= To be done =
Pull out every line below that holds the word "実行できるコマンドが表示されています".

[Lines of data]
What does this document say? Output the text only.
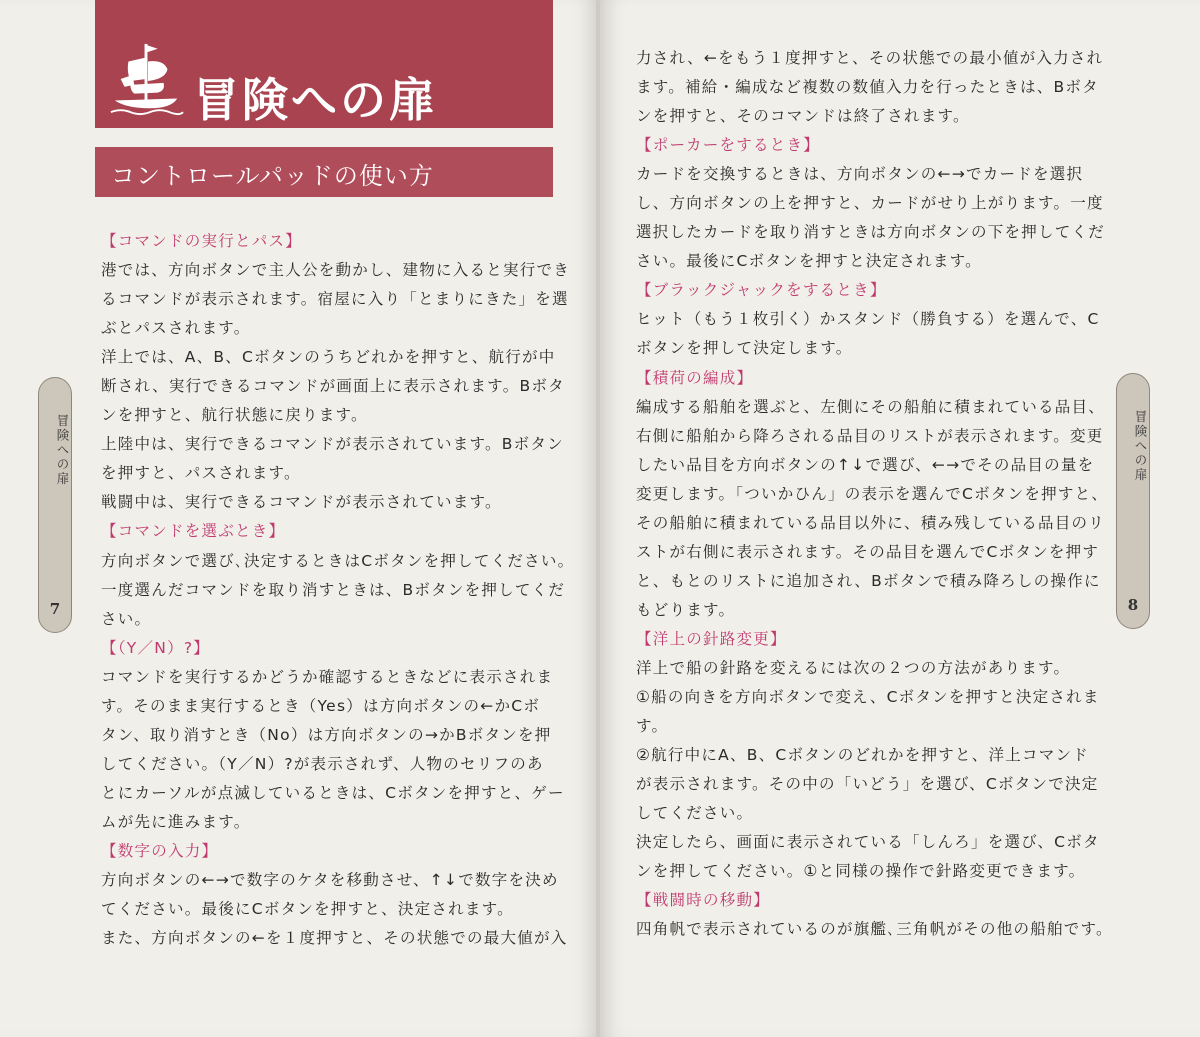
冒険への扉
コントロールパッドの使い方
【コマンドの実行とパス】
港では、方向ボタンで主人公を動かし、建物に入ると実行でき
るコマンドが表示されます。宿屋に入り「とまりにきた」を選
ぶとパスされます。
洋上では、A、B、Cボタンのうちどれかを押すと、航行が中
断され、実行できるコマンドが画面上に表示されます。Bボタ
ンを押すと、航行状態に戻ります。
上陸中は、実行できるコマンドが表示されています。Bボタン
を押すと、パスされます。
戦闘中は、実行できるコマンドが表示されています。
【コマンドを選ぶとき】
方向ボタンで選び､決定するときはCボタンを押してください。
一度選んだコマンドを取り消すときは、Bボタンを押してくだ
さい。
【（Y／N）?】
コマンドを実行するかどうか確認するときなどに表示されま
す。そのまま実行するとき（Yes）は方向ボタンの←かCボ
タン、取り消すとき（No）は方向ボタンの→かBボタンを押
してください。（Y／N）?が表示されず、人物のセリフのあ
とにカーソルが点滅しているときは、Cボタンを押すと、ゲー
ムが先に進みます。
【数字の入力】
方向ボタンの←→で数字のケタを移動させ、↑↓で数字を決め
てください。最後にCボタンを押すと、決定されます。
また、方向ボタンの←を１度押すと、その状態での最大値が入
冒険への扉
7
力され、←をもう１度押すと、その状態での最小値が入力され
ます。補給・編成など複数の数値入力を行ったときは、Bボタ
ンを押すと、そのコマンドは終了されます。
【ポーカーをするとき】
カードを交換するときは、方向ボタンの←→でカードを選択
し、方向ボタンの上を押すと、カードがせり上がります。一度
選択したカードを取り消すときは方向ボタンの下を押してくだ
さい。最後にCボタンを押すと決定されます。
【ブラックジャックをするとき】
ヒット（もう１枚引く）かスタンド（勝負する）を選んで、C
ボタンを押して決定します。
【積荷の編成】
編成する船舶を選ぶと、左側にその船舶に積まれている品目、
右側に船舶から降ろされる品目のリストが表示されます。変更
したい品目を方向ボタンの↑↓で選び、←→でその品目の量を
変更します。「ついかひん」の表示を選んでCボタンを押すと、
その船舶に積まれている品目以外に、積み残している品目のリ
ストが右側に表示されます。その品目を選んでCボタンを押す
と、もとのリストに追加され、Bボタンで積み降ろしの操作に
もどります。
【洋上の針路変更】
洋上で船の針路を変えるには次の２つの方法があります。
①船の向きを方向ボタンで変え、Cボタンを押すと決定されま
す。
②航行中にA、B、Cボタンのどれかを押すと、洋上コマンド
が表示されます。その中の「いどう」を選び、Cボタンで決定
してください。
決定したら、画面に表示されている「しんろ」を選び、Cボタ
ンを押してください。①と同様の操作で針路変更できます。
【戦闘時の移動】
四角帆で表示されているのが旗艦､三角帆がその他の船舶です。
冒険への扉
8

= Solution to the exercise =
上陸中は、実行できるコマンドが表示されています。Bボタン
戦闘中は、実行できるコマンドが表示されています。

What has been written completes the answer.